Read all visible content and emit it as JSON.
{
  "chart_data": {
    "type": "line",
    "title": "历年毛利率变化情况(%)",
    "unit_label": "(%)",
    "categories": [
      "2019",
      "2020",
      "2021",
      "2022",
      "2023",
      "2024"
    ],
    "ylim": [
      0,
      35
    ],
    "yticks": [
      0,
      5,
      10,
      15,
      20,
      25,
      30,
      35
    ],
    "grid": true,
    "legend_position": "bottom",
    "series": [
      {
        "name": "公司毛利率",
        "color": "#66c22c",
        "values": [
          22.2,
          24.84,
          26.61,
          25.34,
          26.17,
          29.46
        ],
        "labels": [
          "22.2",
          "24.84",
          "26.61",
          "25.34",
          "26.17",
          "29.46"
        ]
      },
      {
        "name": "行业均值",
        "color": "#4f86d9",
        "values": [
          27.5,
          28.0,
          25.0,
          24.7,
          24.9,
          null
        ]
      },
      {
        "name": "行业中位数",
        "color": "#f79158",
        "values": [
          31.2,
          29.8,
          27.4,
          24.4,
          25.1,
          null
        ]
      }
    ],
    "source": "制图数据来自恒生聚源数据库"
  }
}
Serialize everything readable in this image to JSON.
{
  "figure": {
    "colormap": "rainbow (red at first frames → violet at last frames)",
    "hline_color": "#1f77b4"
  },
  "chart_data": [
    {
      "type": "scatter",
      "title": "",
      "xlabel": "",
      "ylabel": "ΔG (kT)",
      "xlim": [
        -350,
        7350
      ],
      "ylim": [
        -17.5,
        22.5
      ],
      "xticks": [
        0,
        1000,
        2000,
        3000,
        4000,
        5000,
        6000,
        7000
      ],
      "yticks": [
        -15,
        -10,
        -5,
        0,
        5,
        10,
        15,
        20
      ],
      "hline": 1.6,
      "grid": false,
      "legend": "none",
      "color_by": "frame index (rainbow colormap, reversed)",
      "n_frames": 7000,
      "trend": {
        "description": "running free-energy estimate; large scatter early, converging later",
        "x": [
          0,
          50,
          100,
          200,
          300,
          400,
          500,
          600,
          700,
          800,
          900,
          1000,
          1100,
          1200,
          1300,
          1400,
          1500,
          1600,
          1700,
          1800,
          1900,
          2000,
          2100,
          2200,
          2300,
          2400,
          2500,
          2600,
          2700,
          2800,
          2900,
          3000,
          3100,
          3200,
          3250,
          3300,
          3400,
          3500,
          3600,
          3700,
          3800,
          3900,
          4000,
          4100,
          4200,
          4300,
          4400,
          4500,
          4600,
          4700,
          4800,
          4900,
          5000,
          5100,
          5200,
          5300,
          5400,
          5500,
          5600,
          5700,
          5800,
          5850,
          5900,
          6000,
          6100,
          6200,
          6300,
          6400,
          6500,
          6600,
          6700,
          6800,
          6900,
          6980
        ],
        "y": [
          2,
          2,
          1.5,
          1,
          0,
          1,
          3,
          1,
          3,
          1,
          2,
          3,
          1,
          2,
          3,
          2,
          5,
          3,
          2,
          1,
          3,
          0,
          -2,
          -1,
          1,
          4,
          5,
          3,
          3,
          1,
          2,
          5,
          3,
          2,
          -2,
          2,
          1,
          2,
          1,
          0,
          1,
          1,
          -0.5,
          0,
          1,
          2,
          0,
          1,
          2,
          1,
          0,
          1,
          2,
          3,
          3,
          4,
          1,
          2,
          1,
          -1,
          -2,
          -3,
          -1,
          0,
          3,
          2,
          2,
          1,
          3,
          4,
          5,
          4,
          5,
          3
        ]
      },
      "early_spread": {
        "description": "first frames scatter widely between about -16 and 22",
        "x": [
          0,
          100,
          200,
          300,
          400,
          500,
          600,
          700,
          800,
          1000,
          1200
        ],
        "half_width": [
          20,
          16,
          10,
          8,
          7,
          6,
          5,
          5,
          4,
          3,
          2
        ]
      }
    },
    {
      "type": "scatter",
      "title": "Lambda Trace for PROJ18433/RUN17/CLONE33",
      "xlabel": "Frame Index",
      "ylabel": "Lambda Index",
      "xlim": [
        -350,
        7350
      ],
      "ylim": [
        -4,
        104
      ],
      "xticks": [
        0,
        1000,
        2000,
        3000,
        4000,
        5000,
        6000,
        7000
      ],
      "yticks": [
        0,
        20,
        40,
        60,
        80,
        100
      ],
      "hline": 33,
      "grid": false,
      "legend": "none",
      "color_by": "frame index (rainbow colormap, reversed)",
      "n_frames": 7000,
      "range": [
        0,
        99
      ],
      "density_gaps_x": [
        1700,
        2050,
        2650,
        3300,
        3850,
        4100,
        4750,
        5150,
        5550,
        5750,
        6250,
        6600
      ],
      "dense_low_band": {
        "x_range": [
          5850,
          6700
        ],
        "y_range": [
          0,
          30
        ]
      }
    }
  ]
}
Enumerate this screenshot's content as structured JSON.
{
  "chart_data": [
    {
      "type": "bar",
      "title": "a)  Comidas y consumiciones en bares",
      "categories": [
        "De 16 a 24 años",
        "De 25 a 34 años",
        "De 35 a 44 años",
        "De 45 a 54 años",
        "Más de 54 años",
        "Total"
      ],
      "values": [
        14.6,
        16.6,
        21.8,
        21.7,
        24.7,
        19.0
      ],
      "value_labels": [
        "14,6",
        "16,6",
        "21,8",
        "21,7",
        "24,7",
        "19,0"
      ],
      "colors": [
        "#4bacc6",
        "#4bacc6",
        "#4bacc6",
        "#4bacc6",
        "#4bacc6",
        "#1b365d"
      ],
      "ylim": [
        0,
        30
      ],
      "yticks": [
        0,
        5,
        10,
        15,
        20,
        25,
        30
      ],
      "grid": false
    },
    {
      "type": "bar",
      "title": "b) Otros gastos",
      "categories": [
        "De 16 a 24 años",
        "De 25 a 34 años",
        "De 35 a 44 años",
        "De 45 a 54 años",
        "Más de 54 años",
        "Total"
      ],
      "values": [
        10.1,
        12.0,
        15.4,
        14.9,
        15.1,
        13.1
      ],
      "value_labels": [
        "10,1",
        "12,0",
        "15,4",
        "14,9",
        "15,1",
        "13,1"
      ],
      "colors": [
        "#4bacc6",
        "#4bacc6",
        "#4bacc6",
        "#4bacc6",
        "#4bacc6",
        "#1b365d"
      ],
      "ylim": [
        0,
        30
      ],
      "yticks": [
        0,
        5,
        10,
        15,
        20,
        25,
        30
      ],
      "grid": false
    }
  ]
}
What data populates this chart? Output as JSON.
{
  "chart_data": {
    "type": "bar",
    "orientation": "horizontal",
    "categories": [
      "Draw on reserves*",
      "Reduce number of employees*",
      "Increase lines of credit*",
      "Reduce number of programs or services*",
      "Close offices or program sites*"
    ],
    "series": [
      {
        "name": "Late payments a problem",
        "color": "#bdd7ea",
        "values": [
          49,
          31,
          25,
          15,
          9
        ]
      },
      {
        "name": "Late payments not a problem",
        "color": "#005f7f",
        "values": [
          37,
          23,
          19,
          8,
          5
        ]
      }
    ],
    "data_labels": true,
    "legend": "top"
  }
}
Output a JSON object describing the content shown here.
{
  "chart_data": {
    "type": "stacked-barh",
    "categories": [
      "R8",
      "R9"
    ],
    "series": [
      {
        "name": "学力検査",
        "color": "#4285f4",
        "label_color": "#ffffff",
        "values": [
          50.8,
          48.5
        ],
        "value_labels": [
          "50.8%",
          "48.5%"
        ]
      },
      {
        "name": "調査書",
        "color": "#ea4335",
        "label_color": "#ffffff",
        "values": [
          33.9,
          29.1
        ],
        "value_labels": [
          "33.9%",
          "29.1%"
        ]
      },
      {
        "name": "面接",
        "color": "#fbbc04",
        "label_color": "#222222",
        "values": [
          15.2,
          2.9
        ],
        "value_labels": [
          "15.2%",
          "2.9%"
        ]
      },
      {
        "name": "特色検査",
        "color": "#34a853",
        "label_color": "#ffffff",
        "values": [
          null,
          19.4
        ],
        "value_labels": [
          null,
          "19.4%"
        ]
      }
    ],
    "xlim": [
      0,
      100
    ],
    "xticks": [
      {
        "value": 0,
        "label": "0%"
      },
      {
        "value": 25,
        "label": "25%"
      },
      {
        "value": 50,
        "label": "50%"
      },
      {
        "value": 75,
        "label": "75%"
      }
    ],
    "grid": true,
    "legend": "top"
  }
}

───

## Stated goal
Of the lines in the material, how many contain the word "JSON"? Reply with the number and nothing else.

## Final result
5